Directions for this task :: Determine which lines contain the word "average", then copy those lines.
--- start Exercise input ---
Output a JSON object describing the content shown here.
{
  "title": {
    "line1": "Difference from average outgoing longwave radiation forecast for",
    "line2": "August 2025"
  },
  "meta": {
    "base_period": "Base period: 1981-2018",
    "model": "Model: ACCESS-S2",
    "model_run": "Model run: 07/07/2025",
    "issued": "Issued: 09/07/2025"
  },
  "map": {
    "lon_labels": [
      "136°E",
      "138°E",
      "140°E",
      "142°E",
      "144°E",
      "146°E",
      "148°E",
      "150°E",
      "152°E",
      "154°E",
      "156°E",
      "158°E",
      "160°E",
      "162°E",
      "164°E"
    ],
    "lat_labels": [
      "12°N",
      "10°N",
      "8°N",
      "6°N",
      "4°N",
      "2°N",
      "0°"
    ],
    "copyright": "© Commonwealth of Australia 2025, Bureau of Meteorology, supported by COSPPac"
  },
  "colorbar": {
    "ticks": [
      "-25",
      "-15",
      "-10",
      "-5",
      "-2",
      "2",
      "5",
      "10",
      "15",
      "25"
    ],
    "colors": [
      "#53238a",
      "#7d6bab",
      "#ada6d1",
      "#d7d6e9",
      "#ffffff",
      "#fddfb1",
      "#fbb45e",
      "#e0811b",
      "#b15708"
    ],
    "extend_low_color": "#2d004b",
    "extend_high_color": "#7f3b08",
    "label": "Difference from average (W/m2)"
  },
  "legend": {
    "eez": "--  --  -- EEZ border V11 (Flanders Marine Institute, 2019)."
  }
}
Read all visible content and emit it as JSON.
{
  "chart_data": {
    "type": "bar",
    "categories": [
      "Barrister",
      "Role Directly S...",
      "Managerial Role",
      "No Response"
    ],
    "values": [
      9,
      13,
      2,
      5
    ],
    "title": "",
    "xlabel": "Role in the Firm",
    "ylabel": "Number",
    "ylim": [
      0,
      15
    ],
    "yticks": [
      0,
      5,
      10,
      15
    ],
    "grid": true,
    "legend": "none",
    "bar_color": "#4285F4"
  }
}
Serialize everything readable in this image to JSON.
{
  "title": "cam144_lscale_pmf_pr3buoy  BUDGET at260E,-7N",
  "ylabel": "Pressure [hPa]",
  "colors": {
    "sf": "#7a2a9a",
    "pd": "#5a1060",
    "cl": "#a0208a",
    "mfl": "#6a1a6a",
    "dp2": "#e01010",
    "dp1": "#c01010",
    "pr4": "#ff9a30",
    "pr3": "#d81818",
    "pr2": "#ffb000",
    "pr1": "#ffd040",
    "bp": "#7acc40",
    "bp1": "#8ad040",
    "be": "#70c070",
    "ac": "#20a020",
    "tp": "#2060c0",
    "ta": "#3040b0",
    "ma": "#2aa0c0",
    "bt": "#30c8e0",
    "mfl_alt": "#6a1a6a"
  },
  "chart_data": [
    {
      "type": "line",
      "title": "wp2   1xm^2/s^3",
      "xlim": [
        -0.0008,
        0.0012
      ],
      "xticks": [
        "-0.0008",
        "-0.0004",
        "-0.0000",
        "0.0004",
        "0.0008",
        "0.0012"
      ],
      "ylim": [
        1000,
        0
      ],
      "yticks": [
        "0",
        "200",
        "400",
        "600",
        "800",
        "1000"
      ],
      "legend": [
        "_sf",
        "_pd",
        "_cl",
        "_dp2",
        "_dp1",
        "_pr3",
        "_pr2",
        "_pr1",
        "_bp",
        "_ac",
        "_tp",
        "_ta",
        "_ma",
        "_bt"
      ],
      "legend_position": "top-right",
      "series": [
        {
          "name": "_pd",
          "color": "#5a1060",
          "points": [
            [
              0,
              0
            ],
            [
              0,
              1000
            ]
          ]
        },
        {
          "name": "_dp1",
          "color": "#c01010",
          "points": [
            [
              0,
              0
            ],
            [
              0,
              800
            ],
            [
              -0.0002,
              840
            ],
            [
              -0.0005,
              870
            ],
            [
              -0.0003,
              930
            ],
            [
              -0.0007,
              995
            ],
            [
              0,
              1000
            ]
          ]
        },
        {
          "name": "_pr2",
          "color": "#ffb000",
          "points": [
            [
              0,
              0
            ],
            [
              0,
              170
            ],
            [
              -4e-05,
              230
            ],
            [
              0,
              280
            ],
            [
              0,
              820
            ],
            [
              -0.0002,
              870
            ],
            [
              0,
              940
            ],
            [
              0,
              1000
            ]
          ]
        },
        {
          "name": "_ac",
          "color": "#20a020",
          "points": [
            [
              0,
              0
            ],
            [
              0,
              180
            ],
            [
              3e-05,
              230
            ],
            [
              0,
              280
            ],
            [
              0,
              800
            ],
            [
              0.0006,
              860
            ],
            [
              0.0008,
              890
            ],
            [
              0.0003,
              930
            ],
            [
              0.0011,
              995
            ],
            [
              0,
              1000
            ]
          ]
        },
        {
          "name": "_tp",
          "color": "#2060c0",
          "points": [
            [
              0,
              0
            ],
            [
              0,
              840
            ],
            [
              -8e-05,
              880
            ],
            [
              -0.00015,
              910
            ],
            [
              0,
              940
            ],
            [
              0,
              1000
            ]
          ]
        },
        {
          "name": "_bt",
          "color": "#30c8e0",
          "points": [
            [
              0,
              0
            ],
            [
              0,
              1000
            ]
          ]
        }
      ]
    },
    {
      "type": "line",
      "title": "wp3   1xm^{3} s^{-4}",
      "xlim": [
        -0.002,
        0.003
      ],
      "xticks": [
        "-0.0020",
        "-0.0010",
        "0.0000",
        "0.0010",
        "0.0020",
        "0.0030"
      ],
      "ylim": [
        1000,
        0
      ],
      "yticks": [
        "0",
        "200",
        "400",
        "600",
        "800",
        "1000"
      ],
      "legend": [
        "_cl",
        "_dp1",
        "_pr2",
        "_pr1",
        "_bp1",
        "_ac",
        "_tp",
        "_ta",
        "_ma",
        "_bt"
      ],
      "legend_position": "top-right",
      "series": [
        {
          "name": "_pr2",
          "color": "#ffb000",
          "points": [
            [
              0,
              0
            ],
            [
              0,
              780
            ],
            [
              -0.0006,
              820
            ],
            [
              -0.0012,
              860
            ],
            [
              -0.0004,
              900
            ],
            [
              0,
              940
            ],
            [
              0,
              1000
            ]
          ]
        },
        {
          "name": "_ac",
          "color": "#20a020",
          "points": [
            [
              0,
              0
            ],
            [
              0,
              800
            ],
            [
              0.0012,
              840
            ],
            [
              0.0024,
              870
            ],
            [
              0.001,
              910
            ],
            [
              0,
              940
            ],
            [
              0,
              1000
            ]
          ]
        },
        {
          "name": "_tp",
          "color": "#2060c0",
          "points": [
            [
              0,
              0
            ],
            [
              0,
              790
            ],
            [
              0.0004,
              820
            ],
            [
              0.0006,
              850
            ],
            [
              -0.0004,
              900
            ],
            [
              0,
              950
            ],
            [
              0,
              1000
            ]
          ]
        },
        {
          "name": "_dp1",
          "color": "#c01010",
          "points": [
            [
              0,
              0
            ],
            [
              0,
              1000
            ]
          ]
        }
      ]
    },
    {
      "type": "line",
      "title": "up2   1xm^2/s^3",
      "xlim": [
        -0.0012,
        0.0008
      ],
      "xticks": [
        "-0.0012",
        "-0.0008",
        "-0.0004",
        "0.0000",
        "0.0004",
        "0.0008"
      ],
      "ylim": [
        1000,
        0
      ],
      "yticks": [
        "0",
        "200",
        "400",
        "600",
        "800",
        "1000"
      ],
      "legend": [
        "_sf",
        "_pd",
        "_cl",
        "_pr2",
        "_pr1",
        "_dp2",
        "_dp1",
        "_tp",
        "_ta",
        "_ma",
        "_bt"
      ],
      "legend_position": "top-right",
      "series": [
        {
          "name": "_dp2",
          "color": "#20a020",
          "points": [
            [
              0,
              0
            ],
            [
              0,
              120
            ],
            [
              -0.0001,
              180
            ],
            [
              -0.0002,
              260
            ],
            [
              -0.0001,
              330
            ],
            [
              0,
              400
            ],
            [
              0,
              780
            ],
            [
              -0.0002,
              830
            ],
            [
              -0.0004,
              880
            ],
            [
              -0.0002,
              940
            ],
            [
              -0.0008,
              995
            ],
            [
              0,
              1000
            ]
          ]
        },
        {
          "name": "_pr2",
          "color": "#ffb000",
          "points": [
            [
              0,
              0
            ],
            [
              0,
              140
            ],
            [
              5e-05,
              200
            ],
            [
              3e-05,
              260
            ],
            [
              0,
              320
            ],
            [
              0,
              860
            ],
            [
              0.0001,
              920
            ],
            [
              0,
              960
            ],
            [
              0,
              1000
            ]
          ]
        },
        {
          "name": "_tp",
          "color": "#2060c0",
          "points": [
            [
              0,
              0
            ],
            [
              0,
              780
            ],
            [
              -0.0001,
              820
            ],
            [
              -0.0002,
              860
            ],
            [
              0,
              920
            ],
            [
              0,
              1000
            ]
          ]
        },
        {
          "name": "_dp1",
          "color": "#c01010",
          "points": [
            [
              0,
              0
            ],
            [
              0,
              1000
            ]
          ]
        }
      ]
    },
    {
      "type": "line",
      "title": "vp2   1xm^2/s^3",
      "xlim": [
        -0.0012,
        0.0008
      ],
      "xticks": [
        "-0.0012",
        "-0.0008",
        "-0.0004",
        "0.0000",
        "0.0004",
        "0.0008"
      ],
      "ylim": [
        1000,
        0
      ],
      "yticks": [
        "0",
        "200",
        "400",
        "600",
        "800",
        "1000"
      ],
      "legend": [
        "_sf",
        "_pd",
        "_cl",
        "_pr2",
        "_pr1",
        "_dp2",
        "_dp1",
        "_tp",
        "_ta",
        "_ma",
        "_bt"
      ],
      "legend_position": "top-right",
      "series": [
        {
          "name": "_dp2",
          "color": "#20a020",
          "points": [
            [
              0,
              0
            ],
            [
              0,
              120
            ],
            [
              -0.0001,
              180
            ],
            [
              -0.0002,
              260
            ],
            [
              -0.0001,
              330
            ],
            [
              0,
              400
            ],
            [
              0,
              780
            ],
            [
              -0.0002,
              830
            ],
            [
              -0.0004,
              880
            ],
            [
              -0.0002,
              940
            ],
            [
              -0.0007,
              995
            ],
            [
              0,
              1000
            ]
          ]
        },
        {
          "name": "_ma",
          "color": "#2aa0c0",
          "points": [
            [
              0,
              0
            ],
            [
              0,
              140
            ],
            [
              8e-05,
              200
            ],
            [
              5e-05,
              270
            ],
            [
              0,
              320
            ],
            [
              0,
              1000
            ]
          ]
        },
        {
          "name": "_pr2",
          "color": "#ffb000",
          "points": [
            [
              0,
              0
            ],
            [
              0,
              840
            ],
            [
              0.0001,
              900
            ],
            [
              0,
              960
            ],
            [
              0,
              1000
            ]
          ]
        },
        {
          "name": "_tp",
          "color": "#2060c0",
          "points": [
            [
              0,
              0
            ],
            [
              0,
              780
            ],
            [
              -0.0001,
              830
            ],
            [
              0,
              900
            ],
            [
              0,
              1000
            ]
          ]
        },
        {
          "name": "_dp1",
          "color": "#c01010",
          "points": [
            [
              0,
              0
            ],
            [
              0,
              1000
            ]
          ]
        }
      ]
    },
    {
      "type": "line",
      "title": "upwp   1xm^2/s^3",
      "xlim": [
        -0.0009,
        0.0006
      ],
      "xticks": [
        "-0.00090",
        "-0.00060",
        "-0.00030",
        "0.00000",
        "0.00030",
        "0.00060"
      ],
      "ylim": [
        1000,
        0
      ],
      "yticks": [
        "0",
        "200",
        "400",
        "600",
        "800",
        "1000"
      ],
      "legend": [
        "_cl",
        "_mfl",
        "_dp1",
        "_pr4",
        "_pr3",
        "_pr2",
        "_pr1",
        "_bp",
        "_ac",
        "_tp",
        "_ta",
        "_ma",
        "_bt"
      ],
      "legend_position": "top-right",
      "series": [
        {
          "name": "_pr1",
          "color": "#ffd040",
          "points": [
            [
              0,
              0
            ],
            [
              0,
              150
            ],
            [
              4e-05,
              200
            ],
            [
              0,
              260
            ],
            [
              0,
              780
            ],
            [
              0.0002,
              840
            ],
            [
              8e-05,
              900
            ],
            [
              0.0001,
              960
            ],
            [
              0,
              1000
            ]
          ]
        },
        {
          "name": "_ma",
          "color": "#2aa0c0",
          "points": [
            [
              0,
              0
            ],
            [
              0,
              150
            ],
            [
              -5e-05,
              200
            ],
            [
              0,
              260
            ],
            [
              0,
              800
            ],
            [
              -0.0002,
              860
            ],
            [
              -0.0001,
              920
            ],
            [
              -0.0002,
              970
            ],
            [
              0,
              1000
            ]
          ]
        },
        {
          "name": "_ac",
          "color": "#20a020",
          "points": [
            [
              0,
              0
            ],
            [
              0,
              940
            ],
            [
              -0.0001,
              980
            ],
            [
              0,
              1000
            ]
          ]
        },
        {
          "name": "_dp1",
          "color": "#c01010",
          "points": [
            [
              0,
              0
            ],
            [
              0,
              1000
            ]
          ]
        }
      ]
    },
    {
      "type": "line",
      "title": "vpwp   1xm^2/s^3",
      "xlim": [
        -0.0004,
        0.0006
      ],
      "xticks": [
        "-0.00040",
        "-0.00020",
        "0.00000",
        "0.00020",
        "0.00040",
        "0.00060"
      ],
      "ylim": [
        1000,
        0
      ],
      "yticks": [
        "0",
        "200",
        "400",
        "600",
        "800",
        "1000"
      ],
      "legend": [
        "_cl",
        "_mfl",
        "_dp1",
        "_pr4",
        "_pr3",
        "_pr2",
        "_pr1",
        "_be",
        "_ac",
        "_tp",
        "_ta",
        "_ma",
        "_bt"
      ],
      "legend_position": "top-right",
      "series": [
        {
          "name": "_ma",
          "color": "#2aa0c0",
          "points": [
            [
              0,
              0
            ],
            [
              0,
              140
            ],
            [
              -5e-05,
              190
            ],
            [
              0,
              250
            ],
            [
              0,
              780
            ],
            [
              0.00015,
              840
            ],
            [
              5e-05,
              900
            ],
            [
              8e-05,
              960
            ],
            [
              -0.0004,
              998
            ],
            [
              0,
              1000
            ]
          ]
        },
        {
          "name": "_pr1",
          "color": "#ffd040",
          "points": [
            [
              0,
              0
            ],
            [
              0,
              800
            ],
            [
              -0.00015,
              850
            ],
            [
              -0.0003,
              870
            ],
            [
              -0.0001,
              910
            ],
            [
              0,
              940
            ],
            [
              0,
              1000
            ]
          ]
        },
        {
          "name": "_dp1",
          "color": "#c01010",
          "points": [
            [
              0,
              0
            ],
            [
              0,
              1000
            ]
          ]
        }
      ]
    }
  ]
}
--- end Exercise input ---
Output of the task ::
    "line1": "Difference from average outgoing longwave radiation forecast for",
    "label": "Difference from average (W/m2)"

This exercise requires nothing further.